> **Task details**
Transcribe the records exactly. Pictures do not belong in the transcription.

Dataset records
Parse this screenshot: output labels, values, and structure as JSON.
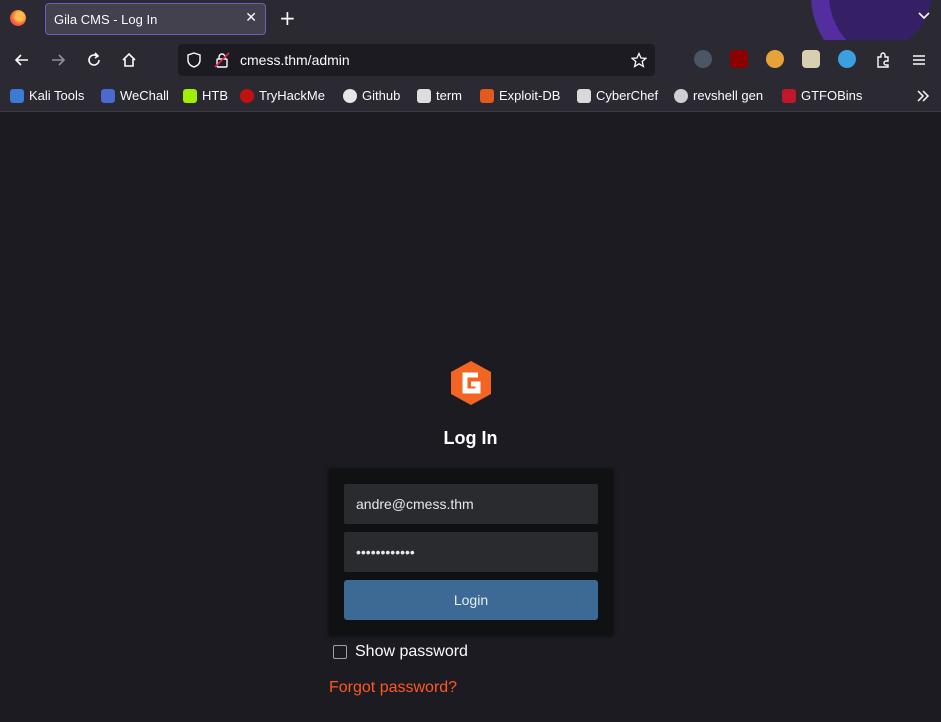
{
  "browser": {
    "tab": {
      "title": "Gila CMS - Log In",
      "close_glyph": "✕"
    },
    "new_tab_glyph": "+",
    "url": "cmess.thm/admin",
    "bookmarks": [
      {
        "label": "Kali Tools",
        "icon": "kali-icon",
        "color": "#3b7bd6"
      },
      {
        "label": "WeChall",
        "icon": "wechall-icon",
        "color": "#4a6ad0"
      },
      {
        "label": "HTB",
        "icon": "htb-icon",
        "color": "#9fef00"
      },
      {
        "label": "TryHackMe",
        "icon": "tryhackme-icon",
        "color": "#c11111"
      },
      {
        "label": "Github",
        "icon": "github-icon",
        "color": "#e6e6e6"
      },
      {
        "label": "term",
        "icon": "term-icon",
        "color": "#dddddd"
      },
      {
        "label": "Exploit-DB",
        "icon": "exploitdb-icon",
        "color": "#e25a1c"
      },
      {
        "label": "CyberChef",
        "icon": "cyberchef-icon",
        "color": "#d9d9d9"
      },
      {
        "label": "revshell gen",
        "icon": "skull-icon",
        "color": "#cfcfcf"
      },
      {
        "label": "GTFOBins",
        "icon": "gtfobins-icon",
        "color": "#c0182a"
      }
    ]
  },
  "login": {
    "heading": "Log In",
    "email_value": "andre@cmess.thm",
    "password_value": "••••••••••••",
    "login_label": "Login",
    "show_password_label": "Show password",
    "forgot_label": "Forgot password?"
  },
  "colors": {
    "accent": "#ff5722",
    "button": "#3c6a94",
    "logo": "#f26522"
  }
}
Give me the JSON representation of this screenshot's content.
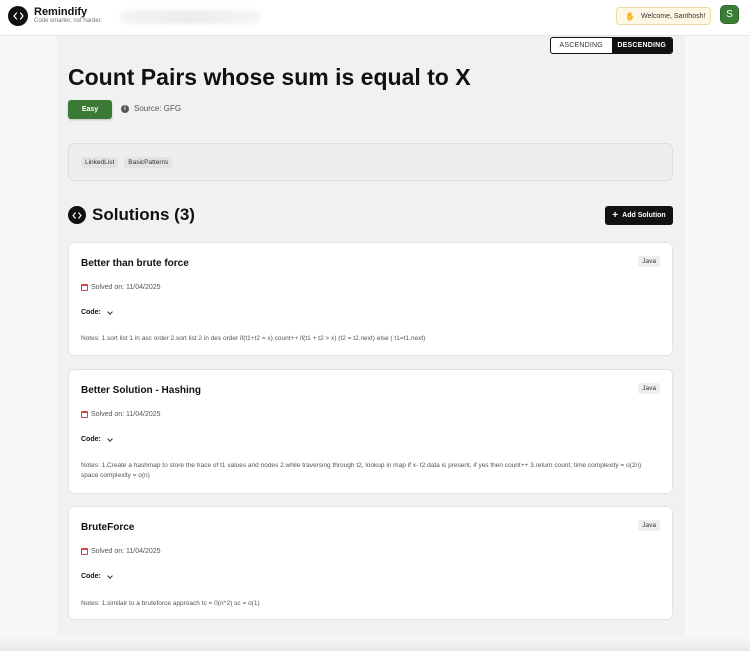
{
  "header": {
    "brand": "Remindify",
    "tagline": "Code smarter, not harder.",
    "welcome": "Welcome, Santhosh!",
    "avatar_letter": "S"
  },
  "sort": {
    "options": [
      "ASCENDING",
      "DESCENDING"
    ],
    "selected": "DESCENDING"
  },
  "problem": {
    "title": "Count Pairs whose sum is equal to X",
    "difficulty": "Easy",
    "difficulty_color": "#3a7a35",
    "source": "Source: GFG",
    "tags": [
      "LinkedList",
      "BasicPatterns"
    ]
  },
  "solutions": {
    "heading": "Solutions (3)",
    "add_label": "Add Solution",
    "items": [
      {
        "title": "Better than brute force",
        "language": "Java",
        "solved": "Solved on: 11/04/2025",
        "code_label": "Code:",
        "notes": "Notes: 1.sort list 1 in asc order 2.sort list 2 in des order if(t1+t2 = x) count++ if(t1 + t2 > x) (t2 = t2.next) else ( t1=t1.next)"
      },
      {
        "title": "Better Solution - Hashing",
        "language": "Java",
        "solved": "Solved on: 11/04/2025",
        "code_label": "Code:",
        "notes": "Notes: 1.Create a hashmap to store the trace of t1 values and nodes 2.while traversing through t2, lookup in map if x- t2.data is present, if yes then count++ 3.return count; time complexity = o(2n) space complexity = o(n)"
      },
      {
        "title": "BruteForce",
        "language": "Java",
        "solved": "Solved on: 11/04/2025",
        "code_label": "Code:",
        "notes": "Notes: 1.similair to a bruteforce approach tc = 0(n^2) sc = o(1)"
      }
    ]
  }
}
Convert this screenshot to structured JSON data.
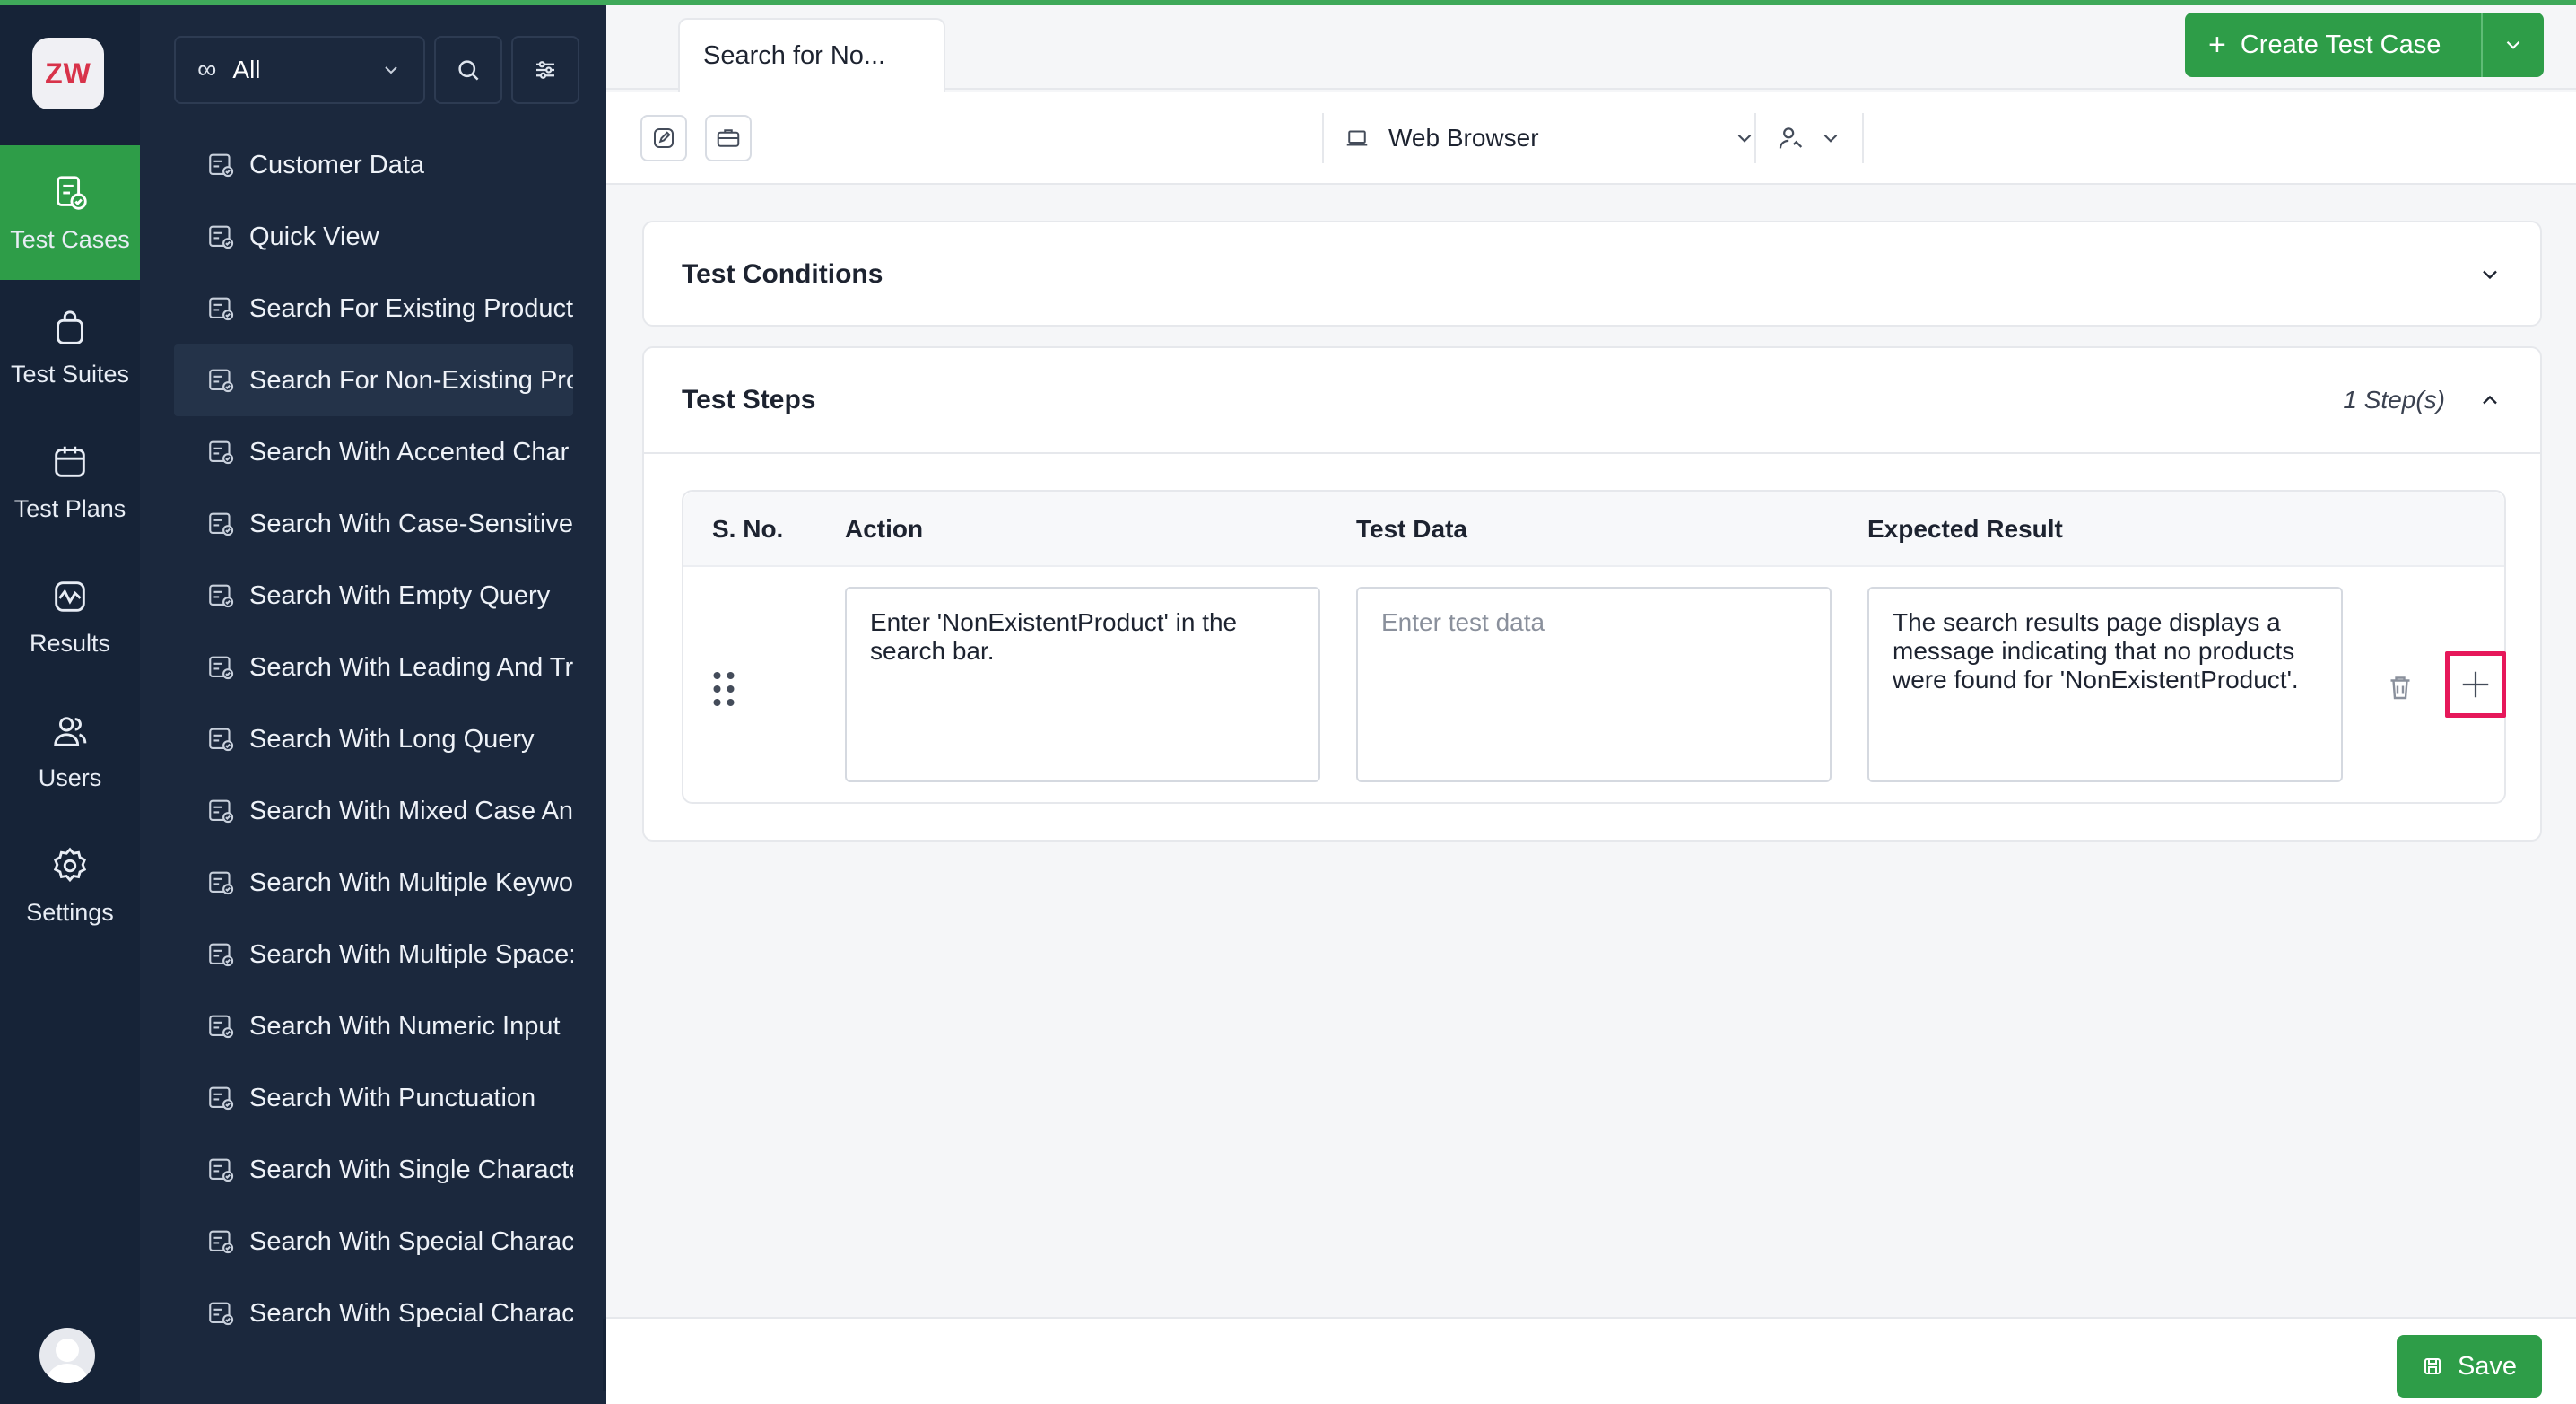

> **Reply**
Parse this screenshot: output labels, values, and structure as JSON.
{
  "browser": {
    "tab": {
      "title": "Gila CMS - Log In",
      "close_glyph": "✕"
    },
    "new_tab_glyph": "+",
    "url": "cmess.thm/admin",
    "bookmarks": [
      {
        "label": "Kali Tools",
        "icon": "kali-icon",
        "color": "#3b7bd6"
      },
      {
        "label": "WeChall",
        "icon": "wechall-icon",
        "color": "#4a6ad0"
      },
      {
        "label": "HTB",
        "icon": "htb-icon",
        "color": "#9fef00"
      },
      {
        "label": "TryHackMe",
        "icon": "tryhackme-icon",
        "color": "#c11111"
      },
      {
        "label": "Github",
        "icon": "github-icon",
        "color": "#e6e6e6"
      },
      {
        "label": "term",
        "icon": "term-icon",
        "color": "#dddddd"
      },
      {
        "label": "Exploit-DB",
        "icon": "exploitdb-icon",
        "color": "#e25a1c"
      },
      {
        "label": "CyberChef",
        "icon": "cyberchef-icon",
        "color": "#d9d9d9"
      },
      {
        "label": "revshell gen",
        "icon": "skull-icon",
        "color": "#cfcfcf"
      },
      {
        "label": "GTFOBins",
        "icon": "gtfobins-icon",
        "color": "#c0182a"
      }
    ]
  },
  "login": {
    "heading": "Log In",
    "email_value": "andre@cmess.thm",
    "password_value": "••••••••••••",
    "login_label": "Login",
    "show_password_label": "Show password",
    "forgot_label": "Forgot password?"
  },
  "colors": {
    "accent": "#ff5722",
    "button": "#3c6a94",
    "logo": "#f26522"
  }
}
Give me the JSON representation of this screenshot's content.
{
  "header": {
    "brand": "Remindify",
    "tagline": "Code smarter, not harder.",
    "welcome": "Welcome, Santhosh!",
    "avatar_letter": "S"
  },
  "sort": {
    "options": [
      "ASCENDING",
      "DESCENDING"
    ],
    "selected": "DESCENDING"
  },
  "problem": {
    "title": "Count Pairs whose sum is equal to X",
    "difficulty": "Easy",
    "difficulty_color": "#3a7a35",
    "source": "Source: GFG",
    "tags": [
      "LinkedList",
      "BasicPatterns"
    ]
  },
  "solutions": {
    "heading": "Solutions (3)",
    "add_label": "Add Solution",
    "items": [
      {
        "title": "Better than brute force",
        "language": "Java",
        "solved": "Solved on: 11/04/2025",
        "code_label": "Code:",
        "notes": "Notes: 1.sort list 1 in asc order 2.sort list 2 in des order if(t1+t2 = x) count++ if(t1 + t2 > x) (t2 = t2.next) else ( t1=t1.next)"
      },
      {
        "title": "Better Solution - Hashing",
        "language": "Java",
        "solved": "Solved on: 11/04/2025",
        "code_label": "Code:",
        "notes": "Notes: 1.Create a hashmap to store the trace of t1 values and nodes 2.while traversing through t2, lookup in map if x- t2.data is present, if yes then count++ 3.return count; time complexity = o(2n) space complexity = o(n)"
      },
      {
        "title": "BruteForce",
        "language": "Java",
        "solved": "Solved on: 11/04/2025",
        "code_label": "Code:",
        "notes": "Notes: 1.similair to a bruteforce approach tc = 0(n^2) sc = o(1)"
      }
    ]
  }
}
Convert this screenshot to structured JSON data.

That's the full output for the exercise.